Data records

+ + + + +

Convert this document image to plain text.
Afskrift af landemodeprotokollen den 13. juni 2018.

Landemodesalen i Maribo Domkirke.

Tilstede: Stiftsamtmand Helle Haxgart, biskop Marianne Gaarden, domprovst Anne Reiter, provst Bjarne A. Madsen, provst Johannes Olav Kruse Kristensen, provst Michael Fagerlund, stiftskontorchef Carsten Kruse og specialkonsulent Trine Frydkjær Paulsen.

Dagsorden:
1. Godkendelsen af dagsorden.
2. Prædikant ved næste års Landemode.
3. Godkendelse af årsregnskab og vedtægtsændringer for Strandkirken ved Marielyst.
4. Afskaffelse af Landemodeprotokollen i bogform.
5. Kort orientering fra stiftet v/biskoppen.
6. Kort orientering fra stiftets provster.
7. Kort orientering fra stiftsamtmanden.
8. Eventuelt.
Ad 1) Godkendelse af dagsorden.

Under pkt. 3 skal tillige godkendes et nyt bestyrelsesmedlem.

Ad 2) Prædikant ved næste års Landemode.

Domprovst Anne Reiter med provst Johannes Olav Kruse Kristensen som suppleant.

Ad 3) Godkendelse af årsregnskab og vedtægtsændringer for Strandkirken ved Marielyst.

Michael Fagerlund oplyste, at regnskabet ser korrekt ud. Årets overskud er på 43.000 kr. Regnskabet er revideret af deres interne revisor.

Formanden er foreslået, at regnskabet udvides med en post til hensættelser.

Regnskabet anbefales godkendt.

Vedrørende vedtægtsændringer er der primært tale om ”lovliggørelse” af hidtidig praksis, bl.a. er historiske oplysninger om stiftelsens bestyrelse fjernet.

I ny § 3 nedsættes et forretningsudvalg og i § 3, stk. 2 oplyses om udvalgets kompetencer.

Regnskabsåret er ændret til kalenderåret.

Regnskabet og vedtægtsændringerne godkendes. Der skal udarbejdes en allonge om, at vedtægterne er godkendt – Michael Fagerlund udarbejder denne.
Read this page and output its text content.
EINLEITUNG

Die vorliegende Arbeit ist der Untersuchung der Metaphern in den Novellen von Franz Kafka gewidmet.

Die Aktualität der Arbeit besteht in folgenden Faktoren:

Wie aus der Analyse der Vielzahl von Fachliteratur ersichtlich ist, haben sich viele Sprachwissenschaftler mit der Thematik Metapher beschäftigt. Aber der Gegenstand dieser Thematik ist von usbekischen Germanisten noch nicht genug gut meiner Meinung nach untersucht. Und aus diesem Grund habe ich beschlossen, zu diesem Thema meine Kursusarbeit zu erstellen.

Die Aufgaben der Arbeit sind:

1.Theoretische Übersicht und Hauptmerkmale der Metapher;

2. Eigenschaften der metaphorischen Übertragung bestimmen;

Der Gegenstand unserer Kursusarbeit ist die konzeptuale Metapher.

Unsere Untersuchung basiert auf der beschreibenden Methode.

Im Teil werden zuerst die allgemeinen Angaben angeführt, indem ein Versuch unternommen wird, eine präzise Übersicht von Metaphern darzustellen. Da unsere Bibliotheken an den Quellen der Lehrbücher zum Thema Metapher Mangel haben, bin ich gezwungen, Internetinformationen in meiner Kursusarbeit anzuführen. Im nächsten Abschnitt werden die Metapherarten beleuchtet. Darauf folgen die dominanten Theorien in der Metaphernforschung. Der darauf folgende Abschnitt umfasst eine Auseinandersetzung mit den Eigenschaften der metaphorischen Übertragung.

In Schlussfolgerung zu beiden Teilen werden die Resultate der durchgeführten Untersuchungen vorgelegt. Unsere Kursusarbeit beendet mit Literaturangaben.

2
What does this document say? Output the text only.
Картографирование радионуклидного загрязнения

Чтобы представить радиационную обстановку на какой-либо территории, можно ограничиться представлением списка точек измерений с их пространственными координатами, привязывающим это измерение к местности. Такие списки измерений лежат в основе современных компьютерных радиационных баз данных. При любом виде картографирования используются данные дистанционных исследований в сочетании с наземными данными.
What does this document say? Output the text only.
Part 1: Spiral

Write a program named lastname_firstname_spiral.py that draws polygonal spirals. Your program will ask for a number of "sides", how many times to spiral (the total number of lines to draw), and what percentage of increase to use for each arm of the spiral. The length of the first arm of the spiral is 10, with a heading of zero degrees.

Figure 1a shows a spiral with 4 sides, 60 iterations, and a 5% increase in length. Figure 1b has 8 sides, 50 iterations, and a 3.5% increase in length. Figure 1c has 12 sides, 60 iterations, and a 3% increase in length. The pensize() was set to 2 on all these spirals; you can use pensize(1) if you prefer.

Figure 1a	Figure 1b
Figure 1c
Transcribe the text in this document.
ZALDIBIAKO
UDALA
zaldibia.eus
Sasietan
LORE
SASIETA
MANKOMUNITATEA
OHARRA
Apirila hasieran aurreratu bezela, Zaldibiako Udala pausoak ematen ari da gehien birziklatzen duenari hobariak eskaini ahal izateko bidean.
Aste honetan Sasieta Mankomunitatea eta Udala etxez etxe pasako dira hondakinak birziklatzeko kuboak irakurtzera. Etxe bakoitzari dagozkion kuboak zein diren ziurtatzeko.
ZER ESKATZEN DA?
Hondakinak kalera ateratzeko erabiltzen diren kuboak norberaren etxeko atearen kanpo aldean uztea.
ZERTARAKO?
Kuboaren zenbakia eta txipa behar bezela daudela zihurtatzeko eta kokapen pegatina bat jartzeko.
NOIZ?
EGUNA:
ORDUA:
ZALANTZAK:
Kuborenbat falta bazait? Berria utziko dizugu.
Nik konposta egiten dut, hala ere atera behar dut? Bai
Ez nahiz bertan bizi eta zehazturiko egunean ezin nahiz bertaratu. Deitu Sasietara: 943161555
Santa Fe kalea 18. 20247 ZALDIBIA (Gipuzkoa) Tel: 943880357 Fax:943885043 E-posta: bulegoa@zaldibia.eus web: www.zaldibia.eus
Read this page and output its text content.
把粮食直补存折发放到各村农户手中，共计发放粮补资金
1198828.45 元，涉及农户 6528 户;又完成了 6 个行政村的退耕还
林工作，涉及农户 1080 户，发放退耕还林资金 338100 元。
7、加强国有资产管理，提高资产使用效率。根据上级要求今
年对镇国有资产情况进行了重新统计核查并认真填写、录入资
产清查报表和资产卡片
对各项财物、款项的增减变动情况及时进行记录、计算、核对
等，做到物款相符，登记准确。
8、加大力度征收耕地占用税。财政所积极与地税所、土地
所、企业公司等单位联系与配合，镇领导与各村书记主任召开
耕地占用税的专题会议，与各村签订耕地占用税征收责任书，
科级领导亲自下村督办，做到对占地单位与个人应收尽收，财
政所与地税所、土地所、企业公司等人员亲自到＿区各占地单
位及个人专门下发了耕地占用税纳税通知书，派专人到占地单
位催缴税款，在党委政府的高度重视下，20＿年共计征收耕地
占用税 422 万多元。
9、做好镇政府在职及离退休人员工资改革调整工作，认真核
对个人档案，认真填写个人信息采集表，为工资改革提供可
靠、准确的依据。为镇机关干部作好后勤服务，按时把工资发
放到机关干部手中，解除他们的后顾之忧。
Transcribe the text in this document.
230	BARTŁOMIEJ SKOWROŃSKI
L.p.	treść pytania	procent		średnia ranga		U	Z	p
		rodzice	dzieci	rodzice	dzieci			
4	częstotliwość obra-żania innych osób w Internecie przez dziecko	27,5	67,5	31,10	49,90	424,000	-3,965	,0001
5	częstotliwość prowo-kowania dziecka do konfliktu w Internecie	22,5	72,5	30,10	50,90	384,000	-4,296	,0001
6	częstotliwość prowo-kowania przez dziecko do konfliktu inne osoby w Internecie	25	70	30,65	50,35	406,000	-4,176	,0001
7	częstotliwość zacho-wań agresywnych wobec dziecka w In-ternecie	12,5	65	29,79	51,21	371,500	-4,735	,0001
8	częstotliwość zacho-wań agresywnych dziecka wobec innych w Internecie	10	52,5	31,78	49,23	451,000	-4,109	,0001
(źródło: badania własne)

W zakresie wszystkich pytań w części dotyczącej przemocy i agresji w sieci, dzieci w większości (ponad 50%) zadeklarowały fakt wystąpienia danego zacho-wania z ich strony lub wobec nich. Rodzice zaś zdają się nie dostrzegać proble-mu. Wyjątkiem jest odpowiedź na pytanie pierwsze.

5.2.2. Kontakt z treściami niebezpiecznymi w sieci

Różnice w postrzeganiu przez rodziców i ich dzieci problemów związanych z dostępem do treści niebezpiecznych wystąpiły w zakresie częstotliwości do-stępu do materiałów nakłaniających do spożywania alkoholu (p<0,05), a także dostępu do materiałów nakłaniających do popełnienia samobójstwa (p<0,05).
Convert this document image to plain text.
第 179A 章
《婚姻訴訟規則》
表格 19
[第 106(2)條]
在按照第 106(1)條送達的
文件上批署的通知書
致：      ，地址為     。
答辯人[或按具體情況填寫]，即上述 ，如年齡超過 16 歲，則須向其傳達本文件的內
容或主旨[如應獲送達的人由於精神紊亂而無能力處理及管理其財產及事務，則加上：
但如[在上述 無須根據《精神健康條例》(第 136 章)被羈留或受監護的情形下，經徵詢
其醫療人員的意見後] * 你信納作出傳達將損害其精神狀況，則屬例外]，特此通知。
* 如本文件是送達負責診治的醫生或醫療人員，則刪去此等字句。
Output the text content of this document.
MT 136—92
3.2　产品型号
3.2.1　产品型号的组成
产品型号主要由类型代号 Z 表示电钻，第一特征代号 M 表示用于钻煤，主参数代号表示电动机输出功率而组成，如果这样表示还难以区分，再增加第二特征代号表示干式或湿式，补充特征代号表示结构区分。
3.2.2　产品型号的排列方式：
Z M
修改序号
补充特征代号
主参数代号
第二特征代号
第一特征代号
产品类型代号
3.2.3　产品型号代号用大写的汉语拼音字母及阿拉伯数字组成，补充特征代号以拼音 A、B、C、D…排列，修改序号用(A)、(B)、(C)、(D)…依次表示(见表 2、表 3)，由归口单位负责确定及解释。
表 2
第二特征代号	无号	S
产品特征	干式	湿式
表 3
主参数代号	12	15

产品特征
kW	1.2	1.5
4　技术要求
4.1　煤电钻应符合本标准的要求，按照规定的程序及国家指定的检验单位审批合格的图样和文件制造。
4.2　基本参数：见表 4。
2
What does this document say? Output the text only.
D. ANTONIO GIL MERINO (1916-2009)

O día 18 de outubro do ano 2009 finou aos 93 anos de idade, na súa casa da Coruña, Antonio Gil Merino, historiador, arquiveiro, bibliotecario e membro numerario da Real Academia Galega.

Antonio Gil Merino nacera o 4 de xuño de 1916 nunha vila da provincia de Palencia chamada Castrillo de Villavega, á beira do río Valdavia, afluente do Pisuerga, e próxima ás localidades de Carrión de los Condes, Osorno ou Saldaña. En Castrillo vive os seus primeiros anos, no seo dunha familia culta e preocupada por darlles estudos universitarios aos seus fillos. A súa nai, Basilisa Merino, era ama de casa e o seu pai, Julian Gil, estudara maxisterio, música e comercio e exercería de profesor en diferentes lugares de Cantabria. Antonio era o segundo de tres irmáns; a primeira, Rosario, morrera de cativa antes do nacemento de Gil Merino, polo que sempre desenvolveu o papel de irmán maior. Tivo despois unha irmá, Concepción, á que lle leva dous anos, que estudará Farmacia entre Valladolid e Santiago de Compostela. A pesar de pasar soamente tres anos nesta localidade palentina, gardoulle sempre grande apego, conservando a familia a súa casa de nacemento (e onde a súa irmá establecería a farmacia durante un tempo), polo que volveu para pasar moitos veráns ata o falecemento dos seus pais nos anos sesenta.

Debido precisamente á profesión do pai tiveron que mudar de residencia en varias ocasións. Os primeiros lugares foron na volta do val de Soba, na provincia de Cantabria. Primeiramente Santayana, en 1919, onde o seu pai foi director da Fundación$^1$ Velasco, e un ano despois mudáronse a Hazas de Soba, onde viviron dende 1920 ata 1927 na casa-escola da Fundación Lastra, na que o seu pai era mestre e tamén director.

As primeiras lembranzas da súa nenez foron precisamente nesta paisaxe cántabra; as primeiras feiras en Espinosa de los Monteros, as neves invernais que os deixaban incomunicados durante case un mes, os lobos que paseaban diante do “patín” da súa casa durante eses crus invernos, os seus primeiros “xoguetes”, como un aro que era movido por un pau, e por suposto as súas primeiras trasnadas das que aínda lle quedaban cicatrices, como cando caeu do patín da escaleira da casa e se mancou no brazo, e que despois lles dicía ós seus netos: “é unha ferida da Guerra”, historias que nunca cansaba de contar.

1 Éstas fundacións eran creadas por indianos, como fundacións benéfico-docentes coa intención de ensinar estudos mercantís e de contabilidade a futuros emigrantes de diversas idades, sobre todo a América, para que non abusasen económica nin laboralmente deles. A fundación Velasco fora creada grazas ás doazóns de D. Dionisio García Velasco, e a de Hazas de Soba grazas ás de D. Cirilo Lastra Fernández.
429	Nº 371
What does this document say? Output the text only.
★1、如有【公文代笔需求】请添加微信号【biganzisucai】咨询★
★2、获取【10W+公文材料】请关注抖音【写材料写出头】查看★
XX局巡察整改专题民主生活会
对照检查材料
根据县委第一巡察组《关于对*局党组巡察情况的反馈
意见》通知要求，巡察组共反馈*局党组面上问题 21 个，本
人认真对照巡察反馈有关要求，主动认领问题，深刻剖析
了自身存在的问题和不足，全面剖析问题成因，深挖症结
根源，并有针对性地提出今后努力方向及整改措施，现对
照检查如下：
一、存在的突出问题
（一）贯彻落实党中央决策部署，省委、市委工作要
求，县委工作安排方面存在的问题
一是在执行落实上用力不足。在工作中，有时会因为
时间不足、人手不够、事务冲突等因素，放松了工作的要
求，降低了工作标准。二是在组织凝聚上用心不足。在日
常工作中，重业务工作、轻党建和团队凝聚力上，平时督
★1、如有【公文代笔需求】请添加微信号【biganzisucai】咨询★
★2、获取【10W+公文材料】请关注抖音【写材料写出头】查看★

+ + + + +

— Requirements —
Only the number is wanted: how many lines in the entries above contain the string "metaphorischen"?

— The response —
2